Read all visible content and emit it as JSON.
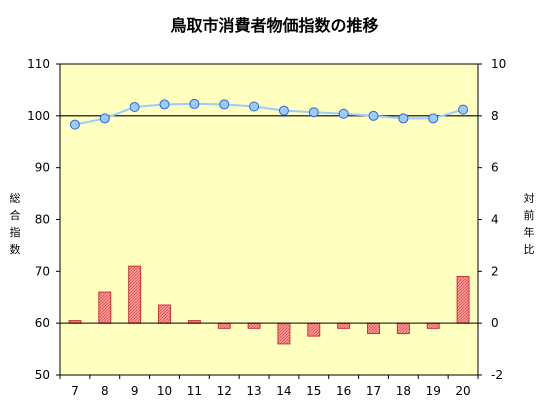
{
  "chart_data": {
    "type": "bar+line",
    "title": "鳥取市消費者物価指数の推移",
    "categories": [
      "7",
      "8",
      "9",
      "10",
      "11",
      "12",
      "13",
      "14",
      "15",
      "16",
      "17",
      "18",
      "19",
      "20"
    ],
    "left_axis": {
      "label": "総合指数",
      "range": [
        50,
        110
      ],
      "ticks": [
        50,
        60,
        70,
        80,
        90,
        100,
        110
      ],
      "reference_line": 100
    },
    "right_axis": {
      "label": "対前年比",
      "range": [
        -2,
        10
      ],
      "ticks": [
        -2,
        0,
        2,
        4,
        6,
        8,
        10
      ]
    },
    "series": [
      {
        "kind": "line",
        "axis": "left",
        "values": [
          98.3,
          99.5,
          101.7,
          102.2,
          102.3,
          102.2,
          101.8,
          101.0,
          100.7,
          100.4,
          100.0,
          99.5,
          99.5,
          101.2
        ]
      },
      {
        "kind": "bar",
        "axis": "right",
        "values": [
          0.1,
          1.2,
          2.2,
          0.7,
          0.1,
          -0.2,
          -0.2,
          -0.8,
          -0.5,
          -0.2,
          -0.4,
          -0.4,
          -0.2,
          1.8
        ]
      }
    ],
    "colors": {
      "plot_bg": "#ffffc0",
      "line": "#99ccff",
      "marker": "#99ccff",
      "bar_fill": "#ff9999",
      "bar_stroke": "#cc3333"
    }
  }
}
——
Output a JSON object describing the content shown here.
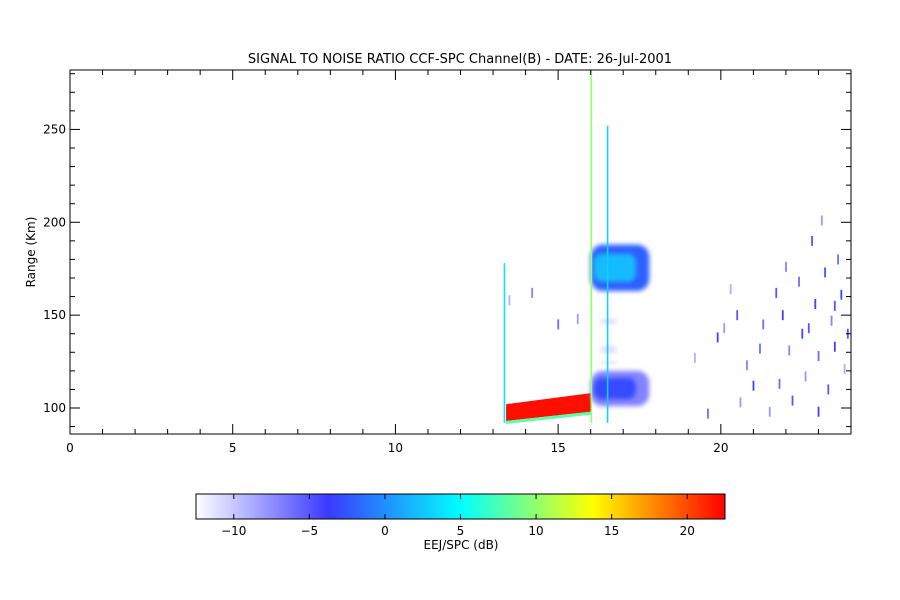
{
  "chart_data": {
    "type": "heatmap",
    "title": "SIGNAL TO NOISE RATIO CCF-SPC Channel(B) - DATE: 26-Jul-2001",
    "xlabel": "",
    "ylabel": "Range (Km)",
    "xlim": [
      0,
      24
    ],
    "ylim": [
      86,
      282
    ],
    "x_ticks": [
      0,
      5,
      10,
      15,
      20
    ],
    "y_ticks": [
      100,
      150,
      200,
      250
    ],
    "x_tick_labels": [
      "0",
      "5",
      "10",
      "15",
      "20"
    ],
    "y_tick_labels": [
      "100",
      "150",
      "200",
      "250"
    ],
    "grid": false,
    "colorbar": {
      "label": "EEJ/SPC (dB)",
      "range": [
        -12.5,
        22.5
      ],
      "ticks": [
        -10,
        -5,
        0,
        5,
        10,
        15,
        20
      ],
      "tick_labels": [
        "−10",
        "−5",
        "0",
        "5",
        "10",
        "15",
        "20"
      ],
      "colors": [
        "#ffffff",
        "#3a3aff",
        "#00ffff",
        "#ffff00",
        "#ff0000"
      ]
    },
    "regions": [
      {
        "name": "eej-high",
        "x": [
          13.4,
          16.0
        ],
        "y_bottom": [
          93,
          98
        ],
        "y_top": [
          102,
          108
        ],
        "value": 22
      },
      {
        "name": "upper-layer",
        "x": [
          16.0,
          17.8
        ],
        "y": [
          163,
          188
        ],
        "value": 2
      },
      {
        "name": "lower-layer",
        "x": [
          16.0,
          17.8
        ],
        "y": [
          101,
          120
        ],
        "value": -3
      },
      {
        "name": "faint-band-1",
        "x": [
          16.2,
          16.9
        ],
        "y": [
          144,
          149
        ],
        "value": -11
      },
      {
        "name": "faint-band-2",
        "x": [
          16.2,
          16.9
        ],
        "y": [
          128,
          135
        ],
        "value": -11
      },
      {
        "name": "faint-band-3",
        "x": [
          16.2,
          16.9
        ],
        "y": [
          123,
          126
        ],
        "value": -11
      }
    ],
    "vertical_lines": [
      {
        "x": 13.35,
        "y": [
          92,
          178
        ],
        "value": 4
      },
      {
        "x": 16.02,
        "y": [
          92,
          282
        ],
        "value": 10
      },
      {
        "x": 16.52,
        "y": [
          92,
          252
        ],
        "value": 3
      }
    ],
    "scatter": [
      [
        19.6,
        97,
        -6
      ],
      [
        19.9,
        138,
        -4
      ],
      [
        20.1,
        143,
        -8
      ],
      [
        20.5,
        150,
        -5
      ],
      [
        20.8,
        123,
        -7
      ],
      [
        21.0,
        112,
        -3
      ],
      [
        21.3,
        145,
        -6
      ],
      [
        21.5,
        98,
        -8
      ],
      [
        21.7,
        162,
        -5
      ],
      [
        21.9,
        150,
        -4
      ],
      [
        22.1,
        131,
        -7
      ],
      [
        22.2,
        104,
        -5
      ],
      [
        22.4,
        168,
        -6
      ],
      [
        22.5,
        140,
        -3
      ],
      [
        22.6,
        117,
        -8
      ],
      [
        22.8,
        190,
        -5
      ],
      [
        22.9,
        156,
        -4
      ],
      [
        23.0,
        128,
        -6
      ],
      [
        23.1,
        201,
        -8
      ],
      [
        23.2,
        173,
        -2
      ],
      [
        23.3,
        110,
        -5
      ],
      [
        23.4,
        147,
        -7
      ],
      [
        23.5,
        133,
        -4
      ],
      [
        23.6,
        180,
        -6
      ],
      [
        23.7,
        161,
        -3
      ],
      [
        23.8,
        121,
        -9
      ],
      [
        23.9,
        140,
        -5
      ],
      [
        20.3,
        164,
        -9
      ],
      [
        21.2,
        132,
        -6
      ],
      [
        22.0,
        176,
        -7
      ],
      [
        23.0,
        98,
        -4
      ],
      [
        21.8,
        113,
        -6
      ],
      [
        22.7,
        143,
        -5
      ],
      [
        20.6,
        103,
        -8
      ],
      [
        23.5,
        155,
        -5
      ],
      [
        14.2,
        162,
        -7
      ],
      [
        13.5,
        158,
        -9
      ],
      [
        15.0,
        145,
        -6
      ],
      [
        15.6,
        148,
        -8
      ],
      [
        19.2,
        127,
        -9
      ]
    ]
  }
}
——
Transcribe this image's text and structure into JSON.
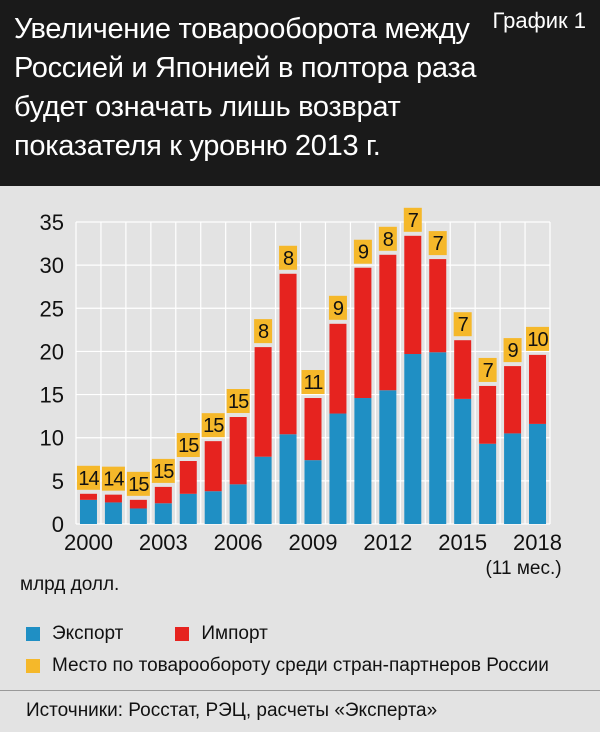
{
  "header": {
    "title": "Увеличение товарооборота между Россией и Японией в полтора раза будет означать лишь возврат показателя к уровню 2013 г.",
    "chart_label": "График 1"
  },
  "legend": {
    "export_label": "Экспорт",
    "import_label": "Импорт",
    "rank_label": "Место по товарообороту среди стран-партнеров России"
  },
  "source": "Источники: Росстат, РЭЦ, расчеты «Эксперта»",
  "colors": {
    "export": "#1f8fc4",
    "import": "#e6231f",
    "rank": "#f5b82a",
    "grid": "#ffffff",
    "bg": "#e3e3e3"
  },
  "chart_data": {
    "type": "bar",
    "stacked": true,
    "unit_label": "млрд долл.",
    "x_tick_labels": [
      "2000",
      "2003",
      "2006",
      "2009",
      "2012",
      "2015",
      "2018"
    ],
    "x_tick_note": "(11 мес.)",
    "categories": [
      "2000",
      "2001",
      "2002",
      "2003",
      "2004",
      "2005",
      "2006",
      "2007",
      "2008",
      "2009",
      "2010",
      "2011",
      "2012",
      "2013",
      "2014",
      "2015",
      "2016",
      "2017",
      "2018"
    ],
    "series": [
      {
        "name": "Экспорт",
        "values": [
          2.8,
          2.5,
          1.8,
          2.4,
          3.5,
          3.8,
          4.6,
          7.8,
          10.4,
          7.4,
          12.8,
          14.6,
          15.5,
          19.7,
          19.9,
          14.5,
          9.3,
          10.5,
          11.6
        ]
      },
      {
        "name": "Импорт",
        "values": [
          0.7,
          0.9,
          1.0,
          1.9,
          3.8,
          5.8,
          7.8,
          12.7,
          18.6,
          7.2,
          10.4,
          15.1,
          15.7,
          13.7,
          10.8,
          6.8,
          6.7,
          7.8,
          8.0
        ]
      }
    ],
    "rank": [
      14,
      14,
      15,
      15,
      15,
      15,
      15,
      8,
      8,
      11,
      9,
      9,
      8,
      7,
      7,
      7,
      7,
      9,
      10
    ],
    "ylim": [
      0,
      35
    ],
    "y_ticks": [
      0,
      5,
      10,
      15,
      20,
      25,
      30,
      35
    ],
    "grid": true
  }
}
——
#### Problem
Using the material above, report each line where "name" occurs.

#### Reply to the task
        "name": "eej-high",
        "name": "upper-layer",
        "name": "lower-layer",
        "name": "faint-band-1",
        "name": "faint-band-2",
        "name": "faint-band-3",
        "name": "Экспорт",
        "name": "Импорт",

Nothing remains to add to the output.